• **Instruction**
Output the line that contains "Output the text content of this document." and every line after it to the end of the entries, with nothing added or left out.
— Start —
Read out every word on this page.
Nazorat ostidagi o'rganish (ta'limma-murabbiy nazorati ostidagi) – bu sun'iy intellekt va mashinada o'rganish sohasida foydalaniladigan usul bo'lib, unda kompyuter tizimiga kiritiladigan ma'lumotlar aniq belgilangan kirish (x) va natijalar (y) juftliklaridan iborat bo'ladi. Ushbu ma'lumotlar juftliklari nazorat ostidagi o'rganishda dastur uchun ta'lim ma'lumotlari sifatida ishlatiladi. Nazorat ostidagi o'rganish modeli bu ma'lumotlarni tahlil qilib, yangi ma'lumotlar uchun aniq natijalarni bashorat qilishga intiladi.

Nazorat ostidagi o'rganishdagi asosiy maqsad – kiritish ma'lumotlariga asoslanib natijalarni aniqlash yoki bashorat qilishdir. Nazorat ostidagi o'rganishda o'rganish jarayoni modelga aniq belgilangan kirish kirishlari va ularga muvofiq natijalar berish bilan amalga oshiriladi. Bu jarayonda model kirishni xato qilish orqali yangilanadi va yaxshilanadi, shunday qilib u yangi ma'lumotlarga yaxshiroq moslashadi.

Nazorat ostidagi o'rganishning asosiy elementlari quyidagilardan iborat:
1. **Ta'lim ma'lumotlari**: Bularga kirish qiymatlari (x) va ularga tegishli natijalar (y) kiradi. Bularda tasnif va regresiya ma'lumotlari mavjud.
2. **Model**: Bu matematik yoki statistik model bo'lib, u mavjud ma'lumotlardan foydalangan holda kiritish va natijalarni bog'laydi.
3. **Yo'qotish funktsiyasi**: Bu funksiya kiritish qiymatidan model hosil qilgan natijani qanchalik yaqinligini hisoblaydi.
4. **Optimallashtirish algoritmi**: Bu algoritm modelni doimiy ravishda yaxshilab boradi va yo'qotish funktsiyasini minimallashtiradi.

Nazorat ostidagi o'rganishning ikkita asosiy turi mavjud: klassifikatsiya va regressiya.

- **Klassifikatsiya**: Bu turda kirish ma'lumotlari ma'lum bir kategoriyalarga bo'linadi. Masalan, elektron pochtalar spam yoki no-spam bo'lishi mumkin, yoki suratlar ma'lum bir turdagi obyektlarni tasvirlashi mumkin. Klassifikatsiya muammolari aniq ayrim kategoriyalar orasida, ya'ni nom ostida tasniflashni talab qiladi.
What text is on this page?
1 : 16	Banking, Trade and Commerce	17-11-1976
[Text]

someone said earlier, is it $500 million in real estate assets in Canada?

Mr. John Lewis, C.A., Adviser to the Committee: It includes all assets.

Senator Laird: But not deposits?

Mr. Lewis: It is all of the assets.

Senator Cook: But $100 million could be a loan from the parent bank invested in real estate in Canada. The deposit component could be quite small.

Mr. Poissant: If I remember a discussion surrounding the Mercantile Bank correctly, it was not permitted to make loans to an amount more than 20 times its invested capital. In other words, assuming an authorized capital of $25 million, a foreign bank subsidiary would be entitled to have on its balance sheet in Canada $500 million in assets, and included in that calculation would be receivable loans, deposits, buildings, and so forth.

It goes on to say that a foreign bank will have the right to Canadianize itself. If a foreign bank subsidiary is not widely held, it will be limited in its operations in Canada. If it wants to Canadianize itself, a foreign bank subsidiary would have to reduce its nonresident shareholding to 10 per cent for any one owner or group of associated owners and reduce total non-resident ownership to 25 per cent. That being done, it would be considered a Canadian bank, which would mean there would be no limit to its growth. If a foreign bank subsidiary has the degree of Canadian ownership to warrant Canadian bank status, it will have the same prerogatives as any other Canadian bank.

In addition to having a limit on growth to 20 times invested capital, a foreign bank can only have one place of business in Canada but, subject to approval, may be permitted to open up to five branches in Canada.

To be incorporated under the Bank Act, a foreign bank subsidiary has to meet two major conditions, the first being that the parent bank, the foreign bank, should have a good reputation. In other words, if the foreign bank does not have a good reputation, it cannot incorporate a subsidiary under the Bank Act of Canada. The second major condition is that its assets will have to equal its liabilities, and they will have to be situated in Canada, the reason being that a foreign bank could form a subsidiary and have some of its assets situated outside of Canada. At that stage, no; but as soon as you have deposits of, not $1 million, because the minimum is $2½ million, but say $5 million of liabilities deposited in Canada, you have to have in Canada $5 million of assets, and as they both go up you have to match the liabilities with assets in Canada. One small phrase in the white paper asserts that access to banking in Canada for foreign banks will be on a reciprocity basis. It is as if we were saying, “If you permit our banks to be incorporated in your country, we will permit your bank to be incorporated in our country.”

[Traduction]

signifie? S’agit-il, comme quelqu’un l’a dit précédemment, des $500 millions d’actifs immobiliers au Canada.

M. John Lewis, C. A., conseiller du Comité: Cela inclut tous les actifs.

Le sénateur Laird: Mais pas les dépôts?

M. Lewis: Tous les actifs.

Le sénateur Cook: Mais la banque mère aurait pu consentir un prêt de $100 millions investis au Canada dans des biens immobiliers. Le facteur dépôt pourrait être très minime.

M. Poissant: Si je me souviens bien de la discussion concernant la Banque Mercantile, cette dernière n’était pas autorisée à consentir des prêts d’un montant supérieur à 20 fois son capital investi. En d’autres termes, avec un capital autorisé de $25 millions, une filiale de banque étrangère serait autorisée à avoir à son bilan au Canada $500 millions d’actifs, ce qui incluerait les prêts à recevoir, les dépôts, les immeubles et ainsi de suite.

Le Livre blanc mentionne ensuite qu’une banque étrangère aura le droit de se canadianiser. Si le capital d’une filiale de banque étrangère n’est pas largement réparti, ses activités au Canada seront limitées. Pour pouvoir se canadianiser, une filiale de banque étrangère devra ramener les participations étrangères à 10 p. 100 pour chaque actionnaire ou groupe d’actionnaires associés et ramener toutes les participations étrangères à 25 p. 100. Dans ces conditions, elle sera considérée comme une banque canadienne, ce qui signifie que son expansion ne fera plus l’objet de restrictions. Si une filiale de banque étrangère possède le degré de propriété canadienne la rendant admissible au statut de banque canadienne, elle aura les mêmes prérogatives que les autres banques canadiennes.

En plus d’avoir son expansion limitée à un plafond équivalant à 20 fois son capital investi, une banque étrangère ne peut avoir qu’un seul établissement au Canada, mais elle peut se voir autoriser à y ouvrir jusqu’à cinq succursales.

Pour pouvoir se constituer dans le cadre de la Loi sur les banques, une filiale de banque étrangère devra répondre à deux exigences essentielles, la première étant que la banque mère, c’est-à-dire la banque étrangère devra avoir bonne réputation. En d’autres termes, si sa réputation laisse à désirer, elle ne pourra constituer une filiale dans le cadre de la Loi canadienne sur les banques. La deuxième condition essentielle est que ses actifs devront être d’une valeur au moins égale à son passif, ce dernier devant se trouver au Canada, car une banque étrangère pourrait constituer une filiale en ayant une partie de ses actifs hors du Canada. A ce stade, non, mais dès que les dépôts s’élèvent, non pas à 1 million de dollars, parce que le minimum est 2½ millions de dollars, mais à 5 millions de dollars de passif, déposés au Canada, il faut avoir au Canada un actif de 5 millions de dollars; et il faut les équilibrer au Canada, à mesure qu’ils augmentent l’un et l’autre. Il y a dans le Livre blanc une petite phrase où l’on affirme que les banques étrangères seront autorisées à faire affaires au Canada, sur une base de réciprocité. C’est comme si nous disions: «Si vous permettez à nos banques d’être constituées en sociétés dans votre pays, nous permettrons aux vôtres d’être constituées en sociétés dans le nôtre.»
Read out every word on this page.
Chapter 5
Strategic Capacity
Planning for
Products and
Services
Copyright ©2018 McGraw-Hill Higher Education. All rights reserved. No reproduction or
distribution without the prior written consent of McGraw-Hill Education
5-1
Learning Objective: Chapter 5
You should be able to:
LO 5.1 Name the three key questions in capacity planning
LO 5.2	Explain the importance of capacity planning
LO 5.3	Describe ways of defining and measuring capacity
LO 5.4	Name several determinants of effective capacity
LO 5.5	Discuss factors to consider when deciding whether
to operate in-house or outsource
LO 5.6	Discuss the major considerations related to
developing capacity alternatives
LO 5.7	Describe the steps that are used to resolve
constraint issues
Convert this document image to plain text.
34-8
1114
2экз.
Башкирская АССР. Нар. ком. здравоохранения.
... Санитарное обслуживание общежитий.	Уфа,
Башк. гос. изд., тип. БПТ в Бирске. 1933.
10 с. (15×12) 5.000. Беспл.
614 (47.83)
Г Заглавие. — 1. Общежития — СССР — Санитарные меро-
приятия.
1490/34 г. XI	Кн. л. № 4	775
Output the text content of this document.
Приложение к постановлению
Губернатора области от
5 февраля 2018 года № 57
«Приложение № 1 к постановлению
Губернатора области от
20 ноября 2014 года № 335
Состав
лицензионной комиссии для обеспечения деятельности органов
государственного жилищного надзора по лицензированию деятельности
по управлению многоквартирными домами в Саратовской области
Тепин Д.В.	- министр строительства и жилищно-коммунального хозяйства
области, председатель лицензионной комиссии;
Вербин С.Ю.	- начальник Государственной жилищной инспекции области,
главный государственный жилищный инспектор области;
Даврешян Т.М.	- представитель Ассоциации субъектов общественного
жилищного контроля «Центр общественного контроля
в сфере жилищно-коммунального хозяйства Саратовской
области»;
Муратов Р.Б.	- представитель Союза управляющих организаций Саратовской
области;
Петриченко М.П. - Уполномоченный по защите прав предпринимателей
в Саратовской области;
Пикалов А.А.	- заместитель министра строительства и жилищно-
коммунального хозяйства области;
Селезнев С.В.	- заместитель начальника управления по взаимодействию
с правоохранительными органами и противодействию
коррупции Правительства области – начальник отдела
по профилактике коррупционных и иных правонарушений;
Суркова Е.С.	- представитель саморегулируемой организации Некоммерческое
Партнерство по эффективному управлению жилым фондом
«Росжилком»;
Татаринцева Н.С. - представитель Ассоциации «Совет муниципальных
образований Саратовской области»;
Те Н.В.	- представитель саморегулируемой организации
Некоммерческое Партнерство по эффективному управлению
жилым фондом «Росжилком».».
— End —
• **Result of the task**
Output the text content of this document.
Приложение к постановлению
Губернатора области от
5 февраля 2018 года № 57
«Приложение № 1 к постановлению
Губернатора области от
20 ноября 2014 года № 335
Состав
лицензионной комиссии для обеспечения деятельности органов
государственного жилищного надзора по лицензированию деятельности
по управлению многоквартирными домами в Саратовской области
Тепин Д.В.	- министр строительства и жилищно-коммунального хозяйства
области, председатель лицензионной комиссии;
Вербин С.Ю.	- начальник Государственной жилищной инспекции области,
главный государственный жилищный инспектор области;
Даврешян Т.М.	- представитель Ассоциации субъектов общественного
жилищного контроля «Центр общественного контроля
в сфере жилищно-коммунального хозяйства Саратовской
области»;
Муратов Р.Б.	- представитель Союза управляющих организаций Саратовской
области;
Петриченко М.П. - Уполномоченный по защите прав предпринимателей
в Саратовской области;
Пикалов А.А.	- заместитель министра строительства и жилищно-
коммунального хозяйства области;
Селезнев С.В.	- заместитель начальника управления по взаимодействию
с правоохранительными органами и противодействию
коррупции Правительства области – начальник отдела
по профилактике коррупционных и иных правонарушений;
Суркова Е.С.	- представитель саморегулируемой организации Некоммерческое
Партнерство по эффективному управлению жилым фондом
«Росжилком»;
Татаринцева Н.С. - представитель Ассоциации «Совет муниципальных
образований Саратовской области»;
Те Н.В.	- представитель саморегулируемой организации
Некоммерческое Партнерство по эффективному управлению
жилым фондом «Росжилком».».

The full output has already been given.